EXERCISE DIRECTIONS — Copy only what runs from the line containing "Decode this image" through the end of the material below, line for line, with both ends included.

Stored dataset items
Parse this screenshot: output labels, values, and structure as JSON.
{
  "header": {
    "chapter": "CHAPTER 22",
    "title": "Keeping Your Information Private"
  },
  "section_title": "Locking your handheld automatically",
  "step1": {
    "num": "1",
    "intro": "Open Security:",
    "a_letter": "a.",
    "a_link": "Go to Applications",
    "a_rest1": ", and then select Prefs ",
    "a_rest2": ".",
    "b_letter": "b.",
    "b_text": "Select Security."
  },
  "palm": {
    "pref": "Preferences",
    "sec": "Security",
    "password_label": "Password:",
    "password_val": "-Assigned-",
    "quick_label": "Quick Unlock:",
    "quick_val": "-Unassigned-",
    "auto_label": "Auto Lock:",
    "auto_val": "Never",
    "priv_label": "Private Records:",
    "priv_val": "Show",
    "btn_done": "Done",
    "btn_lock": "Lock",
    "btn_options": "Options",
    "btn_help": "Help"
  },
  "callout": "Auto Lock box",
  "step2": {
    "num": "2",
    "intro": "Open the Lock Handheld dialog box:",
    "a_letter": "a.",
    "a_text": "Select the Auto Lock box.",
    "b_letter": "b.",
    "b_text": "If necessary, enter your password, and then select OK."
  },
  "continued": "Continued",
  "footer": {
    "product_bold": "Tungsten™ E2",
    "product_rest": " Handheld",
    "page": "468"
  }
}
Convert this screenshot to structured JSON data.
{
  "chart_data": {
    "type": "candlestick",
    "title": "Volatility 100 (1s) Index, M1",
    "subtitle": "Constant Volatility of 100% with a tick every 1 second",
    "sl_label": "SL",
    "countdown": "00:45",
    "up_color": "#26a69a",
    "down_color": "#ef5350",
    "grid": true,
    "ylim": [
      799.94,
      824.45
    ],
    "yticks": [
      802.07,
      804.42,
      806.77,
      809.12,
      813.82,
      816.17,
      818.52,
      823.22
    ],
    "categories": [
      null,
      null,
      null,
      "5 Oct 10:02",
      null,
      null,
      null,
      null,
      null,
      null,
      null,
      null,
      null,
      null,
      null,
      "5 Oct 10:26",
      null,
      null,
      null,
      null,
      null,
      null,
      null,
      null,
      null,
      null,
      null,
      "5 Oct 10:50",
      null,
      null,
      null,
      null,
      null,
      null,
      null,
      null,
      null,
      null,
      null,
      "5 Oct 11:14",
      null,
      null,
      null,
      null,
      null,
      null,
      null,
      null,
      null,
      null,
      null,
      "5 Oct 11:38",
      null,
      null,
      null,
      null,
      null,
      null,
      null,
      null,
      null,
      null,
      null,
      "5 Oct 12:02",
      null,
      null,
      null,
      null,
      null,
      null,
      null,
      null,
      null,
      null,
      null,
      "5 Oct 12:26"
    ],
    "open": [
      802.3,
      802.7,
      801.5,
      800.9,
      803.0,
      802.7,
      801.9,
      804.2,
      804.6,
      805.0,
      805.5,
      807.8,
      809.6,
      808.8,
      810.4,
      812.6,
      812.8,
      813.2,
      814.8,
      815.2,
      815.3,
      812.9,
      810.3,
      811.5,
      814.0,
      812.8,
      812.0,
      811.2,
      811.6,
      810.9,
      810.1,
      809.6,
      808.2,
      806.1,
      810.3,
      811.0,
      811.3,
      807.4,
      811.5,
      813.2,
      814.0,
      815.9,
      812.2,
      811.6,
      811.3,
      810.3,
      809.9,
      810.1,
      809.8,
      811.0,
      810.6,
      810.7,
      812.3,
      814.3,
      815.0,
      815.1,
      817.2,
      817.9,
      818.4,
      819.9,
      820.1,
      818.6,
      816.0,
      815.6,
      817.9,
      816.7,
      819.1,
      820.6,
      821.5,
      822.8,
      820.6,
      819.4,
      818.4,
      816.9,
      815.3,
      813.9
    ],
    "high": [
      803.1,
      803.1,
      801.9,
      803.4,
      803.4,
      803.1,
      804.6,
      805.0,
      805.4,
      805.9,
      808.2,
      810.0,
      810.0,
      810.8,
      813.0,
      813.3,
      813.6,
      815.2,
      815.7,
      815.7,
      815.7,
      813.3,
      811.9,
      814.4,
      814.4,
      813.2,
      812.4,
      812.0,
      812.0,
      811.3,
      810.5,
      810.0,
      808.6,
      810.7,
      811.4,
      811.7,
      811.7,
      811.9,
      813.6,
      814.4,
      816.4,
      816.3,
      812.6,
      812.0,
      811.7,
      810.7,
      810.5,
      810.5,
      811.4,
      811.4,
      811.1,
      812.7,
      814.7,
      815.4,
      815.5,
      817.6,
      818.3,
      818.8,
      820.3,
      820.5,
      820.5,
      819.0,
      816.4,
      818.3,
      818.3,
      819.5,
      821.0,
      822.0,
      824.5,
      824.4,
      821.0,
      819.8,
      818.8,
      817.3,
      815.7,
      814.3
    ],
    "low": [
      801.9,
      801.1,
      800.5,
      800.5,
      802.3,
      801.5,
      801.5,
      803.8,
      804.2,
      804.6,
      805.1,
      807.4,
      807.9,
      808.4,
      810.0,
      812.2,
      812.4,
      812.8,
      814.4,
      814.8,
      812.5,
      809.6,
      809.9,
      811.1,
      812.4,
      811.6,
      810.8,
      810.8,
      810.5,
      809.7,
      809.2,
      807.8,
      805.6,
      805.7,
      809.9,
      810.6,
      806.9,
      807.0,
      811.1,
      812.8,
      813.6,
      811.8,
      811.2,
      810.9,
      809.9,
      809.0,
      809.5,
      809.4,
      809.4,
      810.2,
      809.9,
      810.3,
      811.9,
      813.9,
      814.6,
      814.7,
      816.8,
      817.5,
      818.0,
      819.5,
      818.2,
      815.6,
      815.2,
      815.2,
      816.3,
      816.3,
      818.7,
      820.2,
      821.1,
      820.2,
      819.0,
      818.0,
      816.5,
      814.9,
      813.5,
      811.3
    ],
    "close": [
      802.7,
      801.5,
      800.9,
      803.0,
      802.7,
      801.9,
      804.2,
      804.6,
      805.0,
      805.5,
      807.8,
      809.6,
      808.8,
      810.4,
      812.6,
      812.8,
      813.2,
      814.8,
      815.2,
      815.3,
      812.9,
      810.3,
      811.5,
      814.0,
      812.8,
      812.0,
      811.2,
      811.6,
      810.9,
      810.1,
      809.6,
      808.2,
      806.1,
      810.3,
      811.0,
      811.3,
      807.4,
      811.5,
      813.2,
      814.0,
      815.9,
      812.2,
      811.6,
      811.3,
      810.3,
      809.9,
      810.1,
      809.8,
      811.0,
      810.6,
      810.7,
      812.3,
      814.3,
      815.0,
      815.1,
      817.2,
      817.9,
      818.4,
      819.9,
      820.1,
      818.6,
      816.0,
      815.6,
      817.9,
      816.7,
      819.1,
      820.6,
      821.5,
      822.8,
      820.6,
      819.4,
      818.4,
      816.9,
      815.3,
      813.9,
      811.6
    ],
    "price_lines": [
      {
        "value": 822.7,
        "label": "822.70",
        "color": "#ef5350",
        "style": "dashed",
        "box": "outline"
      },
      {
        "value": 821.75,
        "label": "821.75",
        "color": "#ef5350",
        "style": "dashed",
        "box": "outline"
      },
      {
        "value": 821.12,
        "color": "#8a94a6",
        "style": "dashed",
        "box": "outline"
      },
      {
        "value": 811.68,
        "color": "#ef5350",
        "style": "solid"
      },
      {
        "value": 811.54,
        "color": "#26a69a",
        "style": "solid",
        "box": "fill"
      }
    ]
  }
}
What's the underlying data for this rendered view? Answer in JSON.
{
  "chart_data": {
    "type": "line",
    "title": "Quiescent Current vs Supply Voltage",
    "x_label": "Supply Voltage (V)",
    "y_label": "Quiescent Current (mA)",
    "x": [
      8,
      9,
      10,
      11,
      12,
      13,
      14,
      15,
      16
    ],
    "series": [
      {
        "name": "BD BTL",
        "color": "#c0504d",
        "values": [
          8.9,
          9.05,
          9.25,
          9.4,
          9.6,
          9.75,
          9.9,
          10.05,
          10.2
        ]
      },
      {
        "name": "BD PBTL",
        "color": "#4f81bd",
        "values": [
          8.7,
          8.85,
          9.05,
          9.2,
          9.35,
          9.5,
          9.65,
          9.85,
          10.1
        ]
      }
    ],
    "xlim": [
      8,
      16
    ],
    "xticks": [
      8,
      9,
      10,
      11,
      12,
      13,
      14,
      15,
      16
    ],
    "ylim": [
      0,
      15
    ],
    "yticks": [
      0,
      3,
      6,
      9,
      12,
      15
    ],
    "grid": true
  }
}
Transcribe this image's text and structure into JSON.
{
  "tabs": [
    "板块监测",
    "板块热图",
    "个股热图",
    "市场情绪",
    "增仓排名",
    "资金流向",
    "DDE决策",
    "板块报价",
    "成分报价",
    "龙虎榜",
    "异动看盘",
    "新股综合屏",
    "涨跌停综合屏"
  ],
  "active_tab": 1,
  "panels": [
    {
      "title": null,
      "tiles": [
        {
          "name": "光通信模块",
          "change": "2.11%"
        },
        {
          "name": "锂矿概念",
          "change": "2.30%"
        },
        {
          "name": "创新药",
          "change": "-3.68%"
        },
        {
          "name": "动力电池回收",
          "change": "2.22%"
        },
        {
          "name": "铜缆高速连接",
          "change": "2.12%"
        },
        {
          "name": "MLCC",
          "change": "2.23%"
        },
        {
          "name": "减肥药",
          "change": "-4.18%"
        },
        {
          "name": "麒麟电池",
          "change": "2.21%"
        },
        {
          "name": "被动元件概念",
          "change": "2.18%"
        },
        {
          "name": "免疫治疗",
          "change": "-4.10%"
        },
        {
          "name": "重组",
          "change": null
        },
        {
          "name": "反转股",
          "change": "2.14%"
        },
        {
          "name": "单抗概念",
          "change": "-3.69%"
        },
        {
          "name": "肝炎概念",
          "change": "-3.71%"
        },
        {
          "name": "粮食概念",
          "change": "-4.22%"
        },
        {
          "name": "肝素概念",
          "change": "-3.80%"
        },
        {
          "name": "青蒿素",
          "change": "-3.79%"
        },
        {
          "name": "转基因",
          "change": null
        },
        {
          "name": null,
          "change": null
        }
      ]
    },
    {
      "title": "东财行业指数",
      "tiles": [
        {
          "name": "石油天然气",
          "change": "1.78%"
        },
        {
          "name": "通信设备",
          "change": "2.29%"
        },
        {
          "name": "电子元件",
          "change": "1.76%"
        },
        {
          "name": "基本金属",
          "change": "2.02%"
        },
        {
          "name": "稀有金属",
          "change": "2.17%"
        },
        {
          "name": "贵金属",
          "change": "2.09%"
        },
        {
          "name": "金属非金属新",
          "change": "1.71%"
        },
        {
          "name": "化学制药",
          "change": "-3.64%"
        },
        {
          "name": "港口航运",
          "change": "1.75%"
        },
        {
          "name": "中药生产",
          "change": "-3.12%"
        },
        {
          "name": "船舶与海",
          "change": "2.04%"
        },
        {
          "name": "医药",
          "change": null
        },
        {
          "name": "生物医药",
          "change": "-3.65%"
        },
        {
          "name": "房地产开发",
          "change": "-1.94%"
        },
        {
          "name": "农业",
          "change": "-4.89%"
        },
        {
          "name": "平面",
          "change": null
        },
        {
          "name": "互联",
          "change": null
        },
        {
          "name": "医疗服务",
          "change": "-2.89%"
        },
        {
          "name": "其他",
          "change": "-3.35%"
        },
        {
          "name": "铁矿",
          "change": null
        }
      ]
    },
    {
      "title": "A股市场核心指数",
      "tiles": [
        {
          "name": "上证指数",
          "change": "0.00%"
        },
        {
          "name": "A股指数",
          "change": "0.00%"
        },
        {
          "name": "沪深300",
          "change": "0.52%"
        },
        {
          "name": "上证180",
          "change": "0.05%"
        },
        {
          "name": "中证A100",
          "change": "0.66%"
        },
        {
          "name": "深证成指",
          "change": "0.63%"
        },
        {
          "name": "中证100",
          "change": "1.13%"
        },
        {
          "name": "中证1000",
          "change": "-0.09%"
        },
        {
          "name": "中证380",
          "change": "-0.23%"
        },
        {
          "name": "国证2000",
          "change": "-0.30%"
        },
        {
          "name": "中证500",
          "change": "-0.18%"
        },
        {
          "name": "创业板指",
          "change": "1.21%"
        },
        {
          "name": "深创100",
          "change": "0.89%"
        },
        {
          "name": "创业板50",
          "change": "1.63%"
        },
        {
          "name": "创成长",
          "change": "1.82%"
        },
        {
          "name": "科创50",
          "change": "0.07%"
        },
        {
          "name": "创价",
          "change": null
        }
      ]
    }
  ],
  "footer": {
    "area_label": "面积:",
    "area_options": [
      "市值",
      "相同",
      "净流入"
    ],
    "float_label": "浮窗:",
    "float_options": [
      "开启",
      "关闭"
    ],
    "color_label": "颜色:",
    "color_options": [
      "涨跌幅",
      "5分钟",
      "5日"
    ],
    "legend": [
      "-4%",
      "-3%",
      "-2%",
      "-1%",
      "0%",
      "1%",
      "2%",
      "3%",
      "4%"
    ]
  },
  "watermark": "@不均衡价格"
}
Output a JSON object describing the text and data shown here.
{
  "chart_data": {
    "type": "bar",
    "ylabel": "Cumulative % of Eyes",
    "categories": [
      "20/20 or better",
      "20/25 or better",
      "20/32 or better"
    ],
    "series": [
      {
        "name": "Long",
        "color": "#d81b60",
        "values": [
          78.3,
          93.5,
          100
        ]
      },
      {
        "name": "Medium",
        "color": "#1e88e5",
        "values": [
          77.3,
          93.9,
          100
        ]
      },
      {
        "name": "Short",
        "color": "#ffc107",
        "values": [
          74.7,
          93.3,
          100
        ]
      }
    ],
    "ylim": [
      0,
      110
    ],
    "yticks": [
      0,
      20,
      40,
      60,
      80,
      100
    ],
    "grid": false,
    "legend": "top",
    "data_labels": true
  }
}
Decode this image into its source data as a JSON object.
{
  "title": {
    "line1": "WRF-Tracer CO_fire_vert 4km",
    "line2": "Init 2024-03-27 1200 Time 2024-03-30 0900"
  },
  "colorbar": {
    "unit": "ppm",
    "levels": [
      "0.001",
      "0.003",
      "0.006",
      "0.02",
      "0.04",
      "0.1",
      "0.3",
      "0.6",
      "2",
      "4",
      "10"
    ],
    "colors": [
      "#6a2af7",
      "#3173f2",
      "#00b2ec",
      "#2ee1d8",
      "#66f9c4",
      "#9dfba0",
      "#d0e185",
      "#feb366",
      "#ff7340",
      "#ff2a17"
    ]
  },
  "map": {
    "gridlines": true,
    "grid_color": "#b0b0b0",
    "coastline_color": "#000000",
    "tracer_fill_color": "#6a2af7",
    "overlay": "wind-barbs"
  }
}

RESULT BELOW —
Decode this image into its source data as a JSON object.
{
  "title": {
    "line1": "WRF-Tracer CO_fire_vert 4km",
    "line2": "Init 2024-03-27 1200 Time 2024-03-30 0900"
  },
  "colorbar": {
    "unit": "ppm",
    "levels": [
      "0.001",
      "0.003",
      "0.006",
      "0.02",
      "0.04",
      "0.1",
      "0.3",
      "0.6",
      "2",
      "4",
      "10"
    ],
    "colors": [
      "#6a2af7",
      "#3173f2",
      "#00b2ec",
      "#2ee1d8",
      "#66f9c4",
      "#9dfba0",
      "#d0e185",
      "#feb366",
      "#ff7340",
      "#ff2a17"
    ]
  },
  "map": {
    "gridlines": true,
    "grid_color": "#b0b0b0",
    "coastline_color": "#000000",
    "tracer_fill_color": "#6a2af7",
    "overlay": "wind-barbs"
  }
}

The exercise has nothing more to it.